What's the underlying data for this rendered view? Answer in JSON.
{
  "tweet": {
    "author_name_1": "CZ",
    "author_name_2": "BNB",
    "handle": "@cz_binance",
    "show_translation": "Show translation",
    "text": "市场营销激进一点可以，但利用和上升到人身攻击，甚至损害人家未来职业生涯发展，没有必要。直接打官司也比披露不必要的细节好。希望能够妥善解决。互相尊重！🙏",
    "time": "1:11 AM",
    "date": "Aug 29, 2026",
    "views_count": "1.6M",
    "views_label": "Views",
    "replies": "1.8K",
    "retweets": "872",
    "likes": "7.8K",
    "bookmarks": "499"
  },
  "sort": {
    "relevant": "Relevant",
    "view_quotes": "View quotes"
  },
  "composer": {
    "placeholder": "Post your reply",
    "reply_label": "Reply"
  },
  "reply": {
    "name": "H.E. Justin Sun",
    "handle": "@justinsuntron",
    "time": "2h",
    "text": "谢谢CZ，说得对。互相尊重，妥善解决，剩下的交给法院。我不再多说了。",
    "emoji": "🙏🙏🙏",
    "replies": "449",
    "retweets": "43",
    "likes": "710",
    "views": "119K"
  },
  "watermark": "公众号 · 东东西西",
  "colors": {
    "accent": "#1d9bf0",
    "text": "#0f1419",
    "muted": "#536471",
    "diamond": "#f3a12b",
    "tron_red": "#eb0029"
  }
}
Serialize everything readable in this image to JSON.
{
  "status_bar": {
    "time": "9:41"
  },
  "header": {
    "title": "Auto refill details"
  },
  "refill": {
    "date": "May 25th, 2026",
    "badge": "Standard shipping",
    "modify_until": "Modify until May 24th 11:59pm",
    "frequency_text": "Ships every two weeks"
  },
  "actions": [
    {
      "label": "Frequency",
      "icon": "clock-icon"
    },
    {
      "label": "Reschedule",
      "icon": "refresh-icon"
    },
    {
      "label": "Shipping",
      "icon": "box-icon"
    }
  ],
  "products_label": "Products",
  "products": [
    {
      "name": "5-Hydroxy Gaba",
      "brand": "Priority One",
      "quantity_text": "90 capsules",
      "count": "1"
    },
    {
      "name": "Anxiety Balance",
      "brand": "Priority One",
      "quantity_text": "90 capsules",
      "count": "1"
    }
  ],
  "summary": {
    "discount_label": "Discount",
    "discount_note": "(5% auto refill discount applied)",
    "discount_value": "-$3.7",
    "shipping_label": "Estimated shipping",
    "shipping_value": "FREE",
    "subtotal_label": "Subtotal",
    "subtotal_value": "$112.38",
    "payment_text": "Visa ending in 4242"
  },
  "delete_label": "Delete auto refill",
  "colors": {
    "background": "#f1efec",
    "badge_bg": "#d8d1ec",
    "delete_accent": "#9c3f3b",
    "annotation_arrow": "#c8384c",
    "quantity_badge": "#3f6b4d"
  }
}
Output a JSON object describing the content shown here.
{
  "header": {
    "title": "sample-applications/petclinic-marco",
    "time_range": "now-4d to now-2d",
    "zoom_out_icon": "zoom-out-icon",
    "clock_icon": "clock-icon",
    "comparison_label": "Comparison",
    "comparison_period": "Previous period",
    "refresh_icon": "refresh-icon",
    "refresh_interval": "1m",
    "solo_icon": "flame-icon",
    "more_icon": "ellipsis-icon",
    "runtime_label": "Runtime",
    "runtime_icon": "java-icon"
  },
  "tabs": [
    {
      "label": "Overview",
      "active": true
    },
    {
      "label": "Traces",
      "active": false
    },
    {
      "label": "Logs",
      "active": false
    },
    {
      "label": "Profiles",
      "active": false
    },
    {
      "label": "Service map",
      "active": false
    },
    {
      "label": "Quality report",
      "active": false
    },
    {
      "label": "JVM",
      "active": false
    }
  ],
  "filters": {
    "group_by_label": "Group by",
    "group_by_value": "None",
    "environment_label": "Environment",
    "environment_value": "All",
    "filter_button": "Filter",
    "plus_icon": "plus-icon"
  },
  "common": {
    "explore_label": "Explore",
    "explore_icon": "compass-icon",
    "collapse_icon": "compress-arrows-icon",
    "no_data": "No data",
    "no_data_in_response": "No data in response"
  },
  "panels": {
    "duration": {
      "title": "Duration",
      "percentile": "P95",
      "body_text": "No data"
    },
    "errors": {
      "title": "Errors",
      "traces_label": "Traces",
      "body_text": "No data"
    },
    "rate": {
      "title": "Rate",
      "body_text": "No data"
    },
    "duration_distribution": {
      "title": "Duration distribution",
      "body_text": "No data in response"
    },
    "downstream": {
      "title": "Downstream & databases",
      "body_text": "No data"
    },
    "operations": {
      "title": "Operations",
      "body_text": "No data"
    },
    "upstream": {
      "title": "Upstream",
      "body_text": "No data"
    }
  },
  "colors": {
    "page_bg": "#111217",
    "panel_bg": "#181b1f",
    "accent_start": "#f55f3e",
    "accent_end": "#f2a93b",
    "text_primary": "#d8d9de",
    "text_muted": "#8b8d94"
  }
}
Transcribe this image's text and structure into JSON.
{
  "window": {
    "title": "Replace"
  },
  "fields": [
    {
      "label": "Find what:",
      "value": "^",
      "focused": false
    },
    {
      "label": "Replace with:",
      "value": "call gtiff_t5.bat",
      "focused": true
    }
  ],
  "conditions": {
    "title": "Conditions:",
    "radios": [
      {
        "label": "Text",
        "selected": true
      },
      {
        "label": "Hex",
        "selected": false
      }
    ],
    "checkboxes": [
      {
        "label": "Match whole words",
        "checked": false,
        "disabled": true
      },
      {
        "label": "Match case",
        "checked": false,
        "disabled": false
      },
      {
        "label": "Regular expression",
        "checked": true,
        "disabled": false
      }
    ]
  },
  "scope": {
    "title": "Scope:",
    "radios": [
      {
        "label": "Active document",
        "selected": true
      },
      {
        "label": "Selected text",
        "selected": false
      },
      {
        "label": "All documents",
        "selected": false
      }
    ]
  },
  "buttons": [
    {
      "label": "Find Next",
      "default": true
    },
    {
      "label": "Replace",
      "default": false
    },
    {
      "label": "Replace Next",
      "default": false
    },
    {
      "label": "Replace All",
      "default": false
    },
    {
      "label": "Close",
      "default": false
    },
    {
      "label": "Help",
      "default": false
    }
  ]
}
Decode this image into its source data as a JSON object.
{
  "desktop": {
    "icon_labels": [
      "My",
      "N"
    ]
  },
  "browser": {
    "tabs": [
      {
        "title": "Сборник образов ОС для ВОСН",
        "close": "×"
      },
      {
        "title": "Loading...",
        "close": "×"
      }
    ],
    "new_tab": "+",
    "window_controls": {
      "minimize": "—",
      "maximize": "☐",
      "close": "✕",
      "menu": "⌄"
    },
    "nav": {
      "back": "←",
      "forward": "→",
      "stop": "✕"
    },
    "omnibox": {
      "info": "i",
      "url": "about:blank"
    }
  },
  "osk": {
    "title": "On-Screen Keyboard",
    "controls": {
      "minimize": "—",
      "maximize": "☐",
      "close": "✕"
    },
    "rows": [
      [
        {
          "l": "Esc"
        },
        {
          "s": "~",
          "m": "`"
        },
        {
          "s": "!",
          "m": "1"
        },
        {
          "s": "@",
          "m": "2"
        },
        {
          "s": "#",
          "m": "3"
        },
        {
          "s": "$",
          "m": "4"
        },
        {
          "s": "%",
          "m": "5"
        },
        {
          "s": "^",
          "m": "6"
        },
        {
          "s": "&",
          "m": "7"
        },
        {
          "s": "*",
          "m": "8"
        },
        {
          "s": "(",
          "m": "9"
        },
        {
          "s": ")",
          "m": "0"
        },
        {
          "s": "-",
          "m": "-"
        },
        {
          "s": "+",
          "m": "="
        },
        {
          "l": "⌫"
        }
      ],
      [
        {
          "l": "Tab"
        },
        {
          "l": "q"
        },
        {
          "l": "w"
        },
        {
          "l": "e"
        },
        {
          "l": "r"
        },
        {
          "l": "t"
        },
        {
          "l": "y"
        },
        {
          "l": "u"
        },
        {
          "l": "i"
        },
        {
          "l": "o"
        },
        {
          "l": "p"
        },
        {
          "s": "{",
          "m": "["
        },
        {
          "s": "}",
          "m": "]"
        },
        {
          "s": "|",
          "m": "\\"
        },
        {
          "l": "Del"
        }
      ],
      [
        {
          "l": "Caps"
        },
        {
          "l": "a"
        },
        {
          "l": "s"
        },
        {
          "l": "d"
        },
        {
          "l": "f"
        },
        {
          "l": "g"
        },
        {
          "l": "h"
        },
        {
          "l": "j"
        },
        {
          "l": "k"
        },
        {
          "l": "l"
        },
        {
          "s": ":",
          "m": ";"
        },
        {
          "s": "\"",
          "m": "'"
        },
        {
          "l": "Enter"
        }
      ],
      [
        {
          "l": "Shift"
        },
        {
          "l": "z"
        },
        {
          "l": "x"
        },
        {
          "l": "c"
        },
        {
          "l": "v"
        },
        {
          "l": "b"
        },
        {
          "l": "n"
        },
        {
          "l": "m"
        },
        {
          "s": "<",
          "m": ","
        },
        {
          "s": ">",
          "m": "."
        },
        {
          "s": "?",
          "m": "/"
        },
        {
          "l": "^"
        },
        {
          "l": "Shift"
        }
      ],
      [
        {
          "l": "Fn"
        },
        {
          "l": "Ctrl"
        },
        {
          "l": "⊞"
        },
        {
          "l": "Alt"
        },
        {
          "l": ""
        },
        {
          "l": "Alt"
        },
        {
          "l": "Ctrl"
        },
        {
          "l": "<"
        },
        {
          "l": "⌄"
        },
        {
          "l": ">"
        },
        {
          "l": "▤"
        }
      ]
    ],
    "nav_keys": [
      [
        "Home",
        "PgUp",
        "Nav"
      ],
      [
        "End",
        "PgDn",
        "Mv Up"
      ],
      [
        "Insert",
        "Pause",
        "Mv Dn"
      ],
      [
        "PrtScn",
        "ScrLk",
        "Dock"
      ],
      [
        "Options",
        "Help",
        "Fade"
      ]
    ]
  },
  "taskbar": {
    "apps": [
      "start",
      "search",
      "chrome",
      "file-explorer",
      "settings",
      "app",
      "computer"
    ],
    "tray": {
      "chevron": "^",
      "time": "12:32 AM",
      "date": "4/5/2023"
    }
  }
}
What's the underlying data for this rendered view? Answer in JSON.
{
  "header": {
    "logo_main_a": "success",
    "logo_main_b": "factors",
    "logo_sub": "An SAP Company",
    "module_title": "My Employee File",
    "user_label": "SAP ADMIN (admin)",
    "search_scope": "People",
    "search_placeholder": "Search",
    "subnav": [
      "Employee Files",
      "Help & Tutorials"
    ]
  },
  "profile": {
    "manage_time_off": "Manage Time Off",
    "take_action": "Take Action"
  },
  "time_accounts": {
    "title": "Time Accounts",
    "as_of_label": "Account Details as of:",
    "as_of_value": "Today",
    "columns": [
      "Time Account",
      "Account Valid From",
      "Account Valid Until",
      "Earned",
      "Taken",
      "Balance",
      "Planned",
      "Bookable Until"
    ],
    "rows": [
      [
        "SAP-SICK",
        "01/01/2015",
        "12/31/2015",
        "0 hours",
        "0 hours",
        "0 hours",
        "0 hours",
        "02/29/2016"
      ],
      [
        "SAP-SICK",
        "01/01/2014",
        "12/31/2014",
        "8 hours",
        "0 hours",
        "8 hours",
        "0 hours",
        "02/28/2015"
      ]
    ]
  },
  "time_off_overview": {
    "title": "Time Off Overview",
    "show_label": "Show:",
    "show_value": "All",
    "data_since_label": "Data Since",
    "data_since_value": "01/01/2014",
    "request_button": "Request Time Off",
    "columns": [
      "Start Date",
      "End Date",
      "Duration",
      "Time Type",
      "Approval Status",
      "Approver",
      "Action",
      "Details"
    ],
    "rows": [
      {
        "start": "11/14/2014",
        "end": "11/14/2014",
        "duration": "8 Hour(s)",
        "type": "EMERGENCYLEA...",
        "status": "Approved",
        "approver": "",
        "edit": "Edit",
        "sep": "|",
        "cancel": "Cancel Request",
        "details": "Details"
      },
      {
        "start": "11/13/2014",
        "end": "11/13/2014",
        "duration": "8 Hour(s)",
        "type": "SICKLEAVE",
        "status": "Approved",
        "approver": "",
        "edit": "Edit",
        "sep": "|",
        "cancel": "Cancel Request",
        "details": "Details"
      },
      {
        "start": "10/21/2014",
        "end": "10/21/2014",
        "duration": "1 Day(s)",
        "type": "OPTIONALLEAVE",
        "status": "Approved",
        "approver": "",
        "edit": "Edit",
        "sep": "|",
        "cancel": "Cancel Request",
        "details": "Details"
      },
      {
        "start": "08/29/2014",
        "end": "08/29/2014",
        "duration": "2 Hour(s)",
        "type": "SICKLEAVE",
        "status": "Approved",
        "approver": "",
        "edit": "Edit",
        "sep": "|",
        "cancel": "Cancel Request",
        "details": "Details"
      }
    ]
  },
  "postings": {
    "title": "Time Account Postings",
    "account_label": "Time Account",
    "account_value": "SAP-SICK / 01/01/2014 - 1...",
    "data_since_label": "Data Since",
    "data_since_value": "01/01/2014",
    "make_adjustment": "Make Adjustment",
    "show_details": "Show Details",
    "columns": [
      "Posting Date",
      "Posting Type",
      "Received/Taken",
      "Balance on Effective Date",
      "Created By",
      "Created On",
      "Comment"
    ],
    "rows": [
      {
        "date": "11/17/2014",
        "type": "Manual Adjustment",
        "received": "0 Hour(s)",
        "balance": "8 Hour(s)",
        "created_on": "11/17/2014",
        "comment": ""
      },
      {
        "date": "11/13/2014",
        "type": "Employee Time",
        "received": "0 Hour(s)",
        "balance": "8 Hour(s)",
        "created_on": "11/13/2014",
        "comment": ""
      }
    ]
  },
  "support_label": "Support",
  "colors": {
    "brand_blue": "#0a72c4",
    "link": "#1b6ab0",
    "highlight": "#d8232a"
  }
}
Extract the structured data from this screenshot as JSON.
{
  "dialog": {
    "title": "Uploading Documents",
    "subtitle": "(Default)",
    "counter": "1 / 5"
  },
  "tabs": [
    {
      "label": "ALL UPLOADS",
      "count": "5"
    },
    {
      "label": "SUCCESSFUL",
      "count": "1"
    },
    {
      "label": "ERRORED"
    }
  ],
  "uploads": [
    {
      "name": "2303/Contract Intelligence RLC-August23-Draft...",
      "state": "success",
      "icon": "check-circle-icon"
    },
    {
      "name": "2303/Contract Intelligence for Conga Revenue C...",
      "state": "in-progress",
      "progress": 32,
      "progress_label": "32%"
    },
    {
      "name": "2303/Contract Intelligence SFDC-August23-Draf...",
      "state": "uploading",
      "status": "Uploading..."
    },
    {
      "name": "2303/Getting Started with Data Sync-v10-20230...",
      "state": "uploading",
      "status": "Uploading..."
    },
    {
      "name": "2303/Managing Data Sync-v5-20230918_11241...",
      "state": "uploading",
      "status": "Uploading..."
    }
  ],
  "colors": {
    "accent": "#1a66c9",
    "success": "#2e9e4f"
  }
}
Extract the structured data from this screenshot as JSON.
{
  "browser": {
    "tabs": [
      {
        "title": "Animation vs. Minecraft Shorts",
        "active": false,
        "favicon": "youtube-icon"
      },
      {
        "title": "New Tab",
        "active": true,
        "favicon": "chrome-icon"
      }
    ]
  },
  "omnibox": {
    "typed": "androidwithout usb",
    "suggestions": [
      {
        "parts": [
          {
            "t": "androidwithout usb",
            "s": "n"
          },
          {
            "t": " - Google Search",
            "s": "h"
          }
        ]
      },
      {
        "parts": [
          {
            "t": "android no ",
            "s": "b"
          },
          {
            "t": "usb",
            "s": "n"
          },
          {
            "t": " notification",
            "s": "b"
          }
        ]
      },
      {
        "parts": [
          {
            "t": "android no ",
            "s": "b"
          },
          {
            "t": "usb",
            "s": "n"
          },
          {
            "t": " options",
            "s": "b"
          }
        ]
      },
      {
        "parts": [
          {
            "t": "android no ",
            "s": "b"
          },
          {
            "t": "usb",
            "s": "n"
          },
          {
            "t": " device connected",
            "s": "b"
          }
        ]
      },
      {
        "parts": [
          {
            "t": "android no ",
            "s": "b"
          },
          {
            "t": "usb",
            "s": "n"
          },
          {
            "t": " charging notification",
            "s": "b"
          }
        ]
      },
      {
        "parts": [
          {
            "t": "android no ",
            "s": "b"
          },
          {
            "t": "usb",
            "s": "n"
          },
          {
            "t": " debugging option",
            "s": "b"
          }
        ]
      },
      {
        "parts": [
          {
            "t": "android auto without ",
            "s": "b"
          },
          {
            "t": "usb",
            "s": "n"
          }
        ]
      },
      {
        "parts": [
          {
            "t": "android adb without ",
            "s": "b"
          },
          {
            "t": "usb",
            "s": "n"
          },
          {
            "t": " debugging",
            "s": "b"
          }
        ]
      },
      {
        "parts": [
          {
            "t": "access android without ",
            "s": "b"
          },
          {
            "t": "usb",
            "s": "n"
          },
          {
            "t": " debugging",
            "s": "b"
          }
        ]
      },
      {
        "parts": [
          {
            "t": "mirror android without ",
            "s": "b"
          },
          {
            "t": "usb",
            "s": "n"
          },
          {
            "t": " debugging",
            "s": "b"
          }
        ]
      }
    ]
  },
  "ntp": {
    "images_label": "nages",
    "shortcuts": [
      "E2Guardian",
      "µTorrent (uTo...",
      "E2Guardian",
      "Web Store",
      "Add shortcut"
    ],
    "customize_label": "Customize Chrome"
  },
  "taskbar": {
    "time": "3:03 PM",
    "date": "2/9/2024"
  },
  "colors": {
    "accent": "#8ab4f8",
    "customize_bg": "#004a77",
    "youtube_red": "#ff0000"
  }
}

# # # # #

EXERCISE INSTRUCTIONS: All lines of the data above that include the word "clock" must be shown.

FULL OUTPUT:
      "icon": "clock-icon"
    "clock_icon": "clock-icon",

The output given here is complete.